### What is being asked
Write out the material below again, unchanged.

Extracted data entries:
%%

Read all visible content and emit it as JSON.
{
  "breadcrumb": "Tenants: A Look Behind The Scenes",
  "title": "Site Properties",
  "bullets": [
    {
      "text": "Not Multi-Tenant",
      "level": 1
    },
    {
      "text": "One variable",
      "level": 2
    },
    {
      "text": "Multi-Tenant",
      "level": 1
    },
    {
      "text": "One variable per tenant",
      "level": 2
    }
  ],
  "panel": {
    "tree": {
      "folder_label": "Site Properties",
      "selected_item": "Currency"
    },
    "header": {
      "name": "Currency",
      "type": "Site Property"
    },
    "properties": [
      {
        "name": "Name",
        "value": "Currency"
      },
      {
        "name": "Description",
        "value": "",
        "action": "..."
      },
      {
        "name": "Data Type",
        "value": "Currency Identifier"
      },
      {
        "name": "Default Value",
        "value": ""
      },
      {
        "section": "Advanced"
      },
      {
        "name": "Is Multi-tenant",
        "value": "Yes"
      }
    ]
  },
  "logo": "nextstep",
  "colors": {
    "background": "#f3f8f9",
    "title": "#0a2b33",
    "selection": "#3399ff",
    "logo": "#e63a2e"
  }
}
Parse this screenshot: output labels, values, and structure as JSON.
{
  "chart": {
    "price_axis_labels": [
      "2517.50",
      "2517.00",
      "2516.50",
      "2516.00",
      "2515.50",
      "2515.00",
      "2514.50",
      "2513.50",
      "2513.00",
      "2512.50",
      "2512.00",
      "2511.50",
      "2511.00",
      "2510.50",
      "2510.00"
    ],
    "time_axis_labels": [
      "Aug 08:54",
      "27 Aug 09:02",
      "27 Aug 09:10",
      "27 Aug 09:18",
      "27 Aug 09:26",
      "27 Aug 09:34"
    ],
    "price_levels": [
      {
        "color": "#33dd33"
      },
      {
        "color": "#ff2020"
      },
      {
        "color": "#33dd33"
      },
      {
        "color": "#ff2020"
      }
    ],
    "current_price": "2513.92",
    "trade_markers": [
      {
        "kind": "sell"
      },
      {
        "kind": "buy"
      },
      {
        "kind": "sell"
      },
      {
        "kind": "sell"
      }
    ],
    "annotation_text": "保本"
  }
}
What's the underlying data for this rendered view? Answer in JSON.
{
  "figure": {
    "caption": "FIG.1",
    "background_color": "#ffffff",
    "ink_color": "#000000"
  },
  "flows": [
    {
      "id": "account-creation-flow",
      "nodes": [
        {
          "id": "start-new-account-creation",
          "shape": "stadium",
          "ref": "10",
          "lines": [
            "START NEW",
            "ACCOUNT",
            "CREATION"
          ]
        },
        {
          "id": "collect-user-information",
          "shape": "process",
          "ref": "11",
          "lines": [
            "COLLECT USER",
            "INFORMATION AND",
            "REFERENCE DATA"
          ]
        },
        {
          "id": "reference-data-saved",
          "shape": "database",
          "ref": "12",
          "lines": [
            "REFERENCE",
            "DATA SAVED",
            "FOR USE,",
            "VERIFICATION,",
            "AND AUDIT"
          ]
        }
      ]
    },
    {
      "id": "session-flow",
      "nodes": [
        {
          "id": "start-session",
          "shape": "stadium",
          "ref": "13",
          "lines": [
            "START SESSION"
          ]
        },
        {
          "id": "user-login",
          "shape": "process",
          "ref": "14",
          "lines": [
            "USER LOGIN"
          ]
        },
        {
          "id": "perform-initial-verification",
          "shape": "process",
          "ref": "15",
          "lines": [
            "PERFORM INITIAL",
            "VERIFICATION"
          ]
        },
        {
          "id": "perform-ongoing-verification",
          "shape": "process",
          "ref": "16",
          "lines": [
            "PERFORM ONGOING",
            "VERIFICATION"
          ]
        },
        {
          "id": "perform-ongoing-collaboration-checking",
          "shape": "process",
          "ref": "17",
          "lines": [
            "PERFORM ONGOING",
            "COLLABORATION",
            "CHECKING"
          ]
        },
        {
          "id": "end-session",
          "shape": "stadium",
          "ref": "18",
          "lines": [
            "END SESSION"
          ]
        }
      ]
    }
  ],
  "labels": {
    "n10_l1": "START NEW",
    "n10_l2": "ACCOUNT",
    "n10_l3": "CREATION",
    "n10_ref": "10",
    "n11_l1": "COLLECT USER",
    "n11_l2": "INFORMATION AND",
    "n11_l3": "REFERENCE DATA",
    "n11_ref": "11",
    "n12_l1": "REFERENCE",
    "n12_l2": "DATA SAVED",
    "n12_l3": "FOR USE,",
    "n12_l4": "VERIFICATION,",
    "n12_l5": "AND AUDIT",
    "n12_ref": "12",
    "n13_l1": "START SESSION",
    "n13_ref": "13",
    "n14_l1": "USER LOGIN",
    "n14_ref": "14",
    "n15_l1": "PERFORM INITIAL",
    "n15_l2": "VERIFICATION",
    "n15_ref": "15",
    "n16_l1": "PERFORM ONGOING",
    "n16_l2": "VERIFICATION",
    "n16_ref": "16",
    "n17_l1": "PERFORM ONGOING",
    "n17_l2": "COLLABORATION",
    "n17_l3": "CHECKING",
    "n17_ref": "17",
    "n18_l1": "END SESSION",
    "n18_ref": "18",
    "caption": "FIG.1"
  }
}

%%

### Answer below
Read all visible content and emit it as JSON.
{
  "breadcrumb": "Tenants: A Look Behind The Scenes",
  "title": "Site Properties",
  "bullets": [
    {
      "text": "Not Multi-Tenant",
      "level": 1
    },
    {
      "text": "One variable",
      "level": 2
    },
    {
      "text": "Multi-Tenant",
      "level": 1
    },
    {
      "text": "One variable per tenant",
      "level": 2
    }
  ],
  "panel": {
    "tree": {
      "folder_label": "Site Properties",
      "selected_item": "Currency"
    },
    "header": {
      "name": "Currency",
      "type": "Site Property"
    },
    "properties": [
      {
        "name": "Name",
        "value": "Currency"
      },
      {
        "name": "Description",
        "value": "",
        "action": "..."
      },
      {
        "name": "Data Type",
        "value": "Currency Identifier"
      },
      {
        "name": "Default Value",
        "value": ""
      },
      {
        "section": "Advanced"
      },
      {
        "name": "Is Multi-tenant",
        "value": "Yes"
      }
    ]
  },
  "logo": "nextstep",
  "colors": {
    "background": "#f3f8f9",
    "title": "#0a2b33",
    "selection": "#3399ff",
    "logo": "#e63a2e"
  }
}
Parse this screenshot: output labels, values, and structure as JSON.
{
  "chart": {
    "price_axis_labels": [
      "2517.50",
      "2517.00",
      "2516.50",
      "2516.00",
      "2515.50",
      "2515.00",
      "2514.50",
      "2513.50",
      "2513.00",
      "2512.50",
      "2512.00",
      "2511.50",
      "2511.00",
      "2510.50",
      "2510.00"
    ],
    "time_axis_labels": [
      "Aug 08:54",
      "27 Aug 09:02",
      "27 Aug 09:10",
      "27 Aug 09:18",
      "27 Aug 09:26",
      "27 Aug 09:34"
    ],
    "price_levels": [
      {
        "color": "#33dd33"
      },
      {
        "color": "#ff2020"
      },
      {
        "color": "#33dd33"
      },
      {
        "color": "#ff2020"
      }
    ],
    "current_price": "2513.92",
    "trade_markers": [
      {
        "kind": "sell"
      },
      {
        "kind": "buy"
      },
      {
        "kind": "sell"
      },
      {
        "kind": "sell"
      }
    ],
    "annotation_text": "保本"
  }
}
What's the underlying data for this rendered view? Answer in JSON.
{
  "figure": {
    "caption": "FIG.1",
    "background_color": "#ffffff",
    "ink_color": "#000000"
  },
  "flows": [
    {
      "id": "account-creation-flow",
      "nodes": [
        {
          "id": "start-new-account-creation",
          "shape": "stadium",
          "ref": "10",
          "lines": [
            "START NEW",
            "ACCOUNT",
            "CREATION"
          ]
        },
        {
          "id": "collect-user-information",
          "shape": "process",
          "ref": "11",
          "lines": [
            "COLLECT USER",
            "INFORMATION AND",
            "REFERENCE DATA"
          ]
        },
        {
          "id": "reference-data-saved",
          "shape": "database",
          "ref": "12",
          "lines": [
            "REFERENCE",
            "DATA SAVED",
            "FOR USE,",
            "VERIFICATION,",
            "AND AUDIT"
          ]
        }
      ]
    },
    {
      "id": "session-flow",
      "nodes": [
        {
          "id": "start-session",
          "shape": "stadium",
          "ref": "13",
          "lines": [
            "START SESSION"
          ]
        },
        {
          "id": "user-login",
          "shape": "process",
          "ref": "14",
          "lines": [
            "USER LOGIN"
          ]
        },
        {
          "id": "perform-initial-verification",
          "shape": "process",
          "ref": "15",
          "lines": [
            "PERFORM INITIAL",
            "VERIFICATION"
          ]
        },
        {
          "id": "perform-ongoing-verification",
          "shape": "process",
          "ref": "16",
          "lines": [
            "PERFORM ONGOING",
            "VERIFICATION"
          ]
        },
        {
          "id": "perform-ongoing-collaboration-checking",
          "shape": "process",
          "ref": "17",
          "lines": [
            "PERFORM ONGOING",
            "COLLABORATION",
            "CHECKING"
          ]
        },
        {
          "id": "end-session",
          "shape": "stadium",
          "ref": "18",
          "lines": [
            "END SESSION"
          ]
        }
      ]
    }
  ],
  "labels": {
    "n10_l1": "START NEW",
    "n10_l2": "ACCOUNT",
    "n10_l3": "CREATION",
    "n10_ref": "10",
    "n11_l1": "COLLECT USER",
    "n11_l2": "INFORMATION AND",
    "n11_l3": "REFERENCE DATA",
    "n11_ref": "11",
    "n12_l1": "REFERENCE",
    "n12_l2": "DATA SAVED",
    "n12_l3": "FOR USE,",
    "n12_l4": "VERIFICATION,",
    "n12_l5": "AND AUDIT",
    "n12_ref": "12",
    "n13_l1": "START SESSION",
    "n13_ref": "13",
    "n14_l1": "USER LOGIN",
    "n14_ref": "14",
    "n15_l1": "PERFORM INITIAL",
    "n15_l2": "VERIFICATION",
    "n15_ref": "15",
    "n16_l1": "PERFORM ONGOING",
    "n16_l2": "VERIFICATION",
    "n16_ref": "16",
    "n17_l1": "PERFORM ONGOING",
    "n17_l2": "COLLABORATION",
    "n17_l3": "CHECKING",
    "n17_ref": "17",
    "n18_l1": "END SESSION",
    "n18_ref": "18",
    "caption": "FIG.1"
  }
}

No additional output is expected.